**THE REQUEST:** Retype each entry below exactly as it stands.

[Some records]
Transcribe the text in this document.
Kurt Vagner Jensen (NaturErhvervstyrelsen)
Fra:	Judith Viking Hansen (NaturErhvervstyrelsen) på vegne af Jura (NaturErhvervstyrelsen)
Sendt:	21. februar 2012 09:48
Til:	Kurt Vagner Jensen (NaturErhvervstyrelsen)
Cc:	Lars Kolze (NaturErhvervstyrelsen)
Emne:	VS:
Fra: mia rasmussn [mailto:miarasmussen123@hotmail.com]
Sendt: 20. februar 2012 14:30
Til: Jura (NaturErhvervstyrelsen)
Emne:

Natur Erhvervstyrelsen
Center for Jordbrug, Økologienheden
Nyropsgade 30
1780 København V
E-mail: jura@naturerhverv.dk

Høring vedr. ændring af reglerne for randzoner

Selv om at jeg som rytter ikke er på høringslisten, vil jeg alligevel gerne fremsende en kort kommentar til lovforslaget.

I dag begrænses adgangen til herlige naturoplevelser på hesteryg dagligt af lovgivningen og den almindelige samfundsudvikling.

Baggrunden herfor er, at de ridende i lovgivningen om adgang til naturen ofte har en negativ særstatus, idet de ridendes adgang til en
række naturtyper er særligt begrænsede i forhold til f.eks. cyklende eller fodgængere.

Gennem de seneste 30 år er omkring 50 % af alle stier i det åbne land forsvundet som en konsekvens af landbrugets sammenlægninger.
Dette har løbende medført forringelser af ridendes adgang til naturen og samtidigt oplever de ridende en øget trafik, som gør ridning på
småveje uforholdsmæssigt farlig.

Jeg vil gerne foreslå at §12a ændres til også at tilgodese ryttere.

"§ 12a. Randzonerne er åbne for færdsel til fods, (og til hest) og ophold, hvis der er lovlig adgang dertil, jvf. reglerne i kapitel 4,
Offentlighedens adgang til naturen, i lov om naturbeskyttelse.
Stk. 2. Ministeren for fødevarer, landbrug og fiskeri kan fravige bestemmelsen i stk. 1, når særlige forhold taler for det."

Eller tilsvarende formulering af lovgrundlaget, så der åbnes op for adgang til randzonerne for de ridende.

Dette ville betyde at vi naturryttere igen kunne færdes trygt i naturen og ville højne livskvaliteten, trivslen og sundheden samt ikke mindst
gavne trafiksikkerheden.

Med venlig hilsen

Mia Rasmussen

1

**REPLY:**
Transcribe the text in this document.
Kurt Vagner Jensen (NaturErhvervstyrelsen)
Fra:	Judith Viking Hansen (NaturErhvervstyrelsen) på vegne af Jura (NaturErhvervstyrelsen)
Sendt:	21. februar 2012 09:48
Til:	Kurt Vagner Jensen (NaturErhvervstyrelsen)
Cc:	Lars Kolze (NaturErhvervstyrelsen)
Emne:	VS:
Fra: mia rasmussn [mailto:miarasmussen123@hotmail.com]
Sendt: 20. februar 2012 14:30
Til: Jura (NaturErhvervstyrelsen)
Emne:

Natur Erhvervstyrelsen
Center for Jordbrug, Økologienheden
Nyropsgade 30
1780 København V
E-mail: jura@naturerhverv.dk

Høring vedr. ændring af reglerne for randzoner

Selv om at jeg som rytter ikke er på høringslisten, vil jeg alligevel gerne fremsende en kort kommentar til lovforslaget.

I dag begrænses adgangen til herlige naturoplevelser på hesteryg dagligt af lovgivningen og den almindelige samfundsudvikling.

Baggrunden herfor er, at de ridende i lovgivningen om adgang til naturen ofte har en negativ særstatus, idet de ridendes adgang til en
række naturtyper er særligt begrænsede i forhold til f.eks. cyklende eller fodgængere.

Gennem de seneste 30 år er omkring 50 % af alle stier i det åbne land forsvundet som en konsekvens af landbrugets sammenlægninger.
Dette har løbende medført forringelser af ridendes adgang til naturen og samtidigt oplever de ridende en øget trafik, som gør ridning på
småveje uforholdsmæssigt farlig.

Jeg vil gerne foreslå at §12a ændres til også at tilgodese ryttere.

"§ 12a. Randzonerne er åbne for færdsel til fods, (og til hest) og ophold, hvis der er lovlig adgang dertil, jvf. reglerne i kapitel 4,
Offentlighedens adgang til naturen, i lov om naturbeskyttelse.
Stk. 2. Ministeren for fødevarer, landbrug og fiskeri kan fravige bestemmelsen i stk. 1, når særlige forhold taler for det."

Eller tilsvarende formulering af lovgrundlaget, så der åbnes op for adgang til randzonerne for de ridende.

Dette ville betyde at vi naturryttere igen kunne færdes trygt i naturen og ville højne livskvaliteten, trivslen og sundheden samt ikke mindst
gavne trafiksikkerheden.

Med venlig hilsen

Mia Rasmussen

1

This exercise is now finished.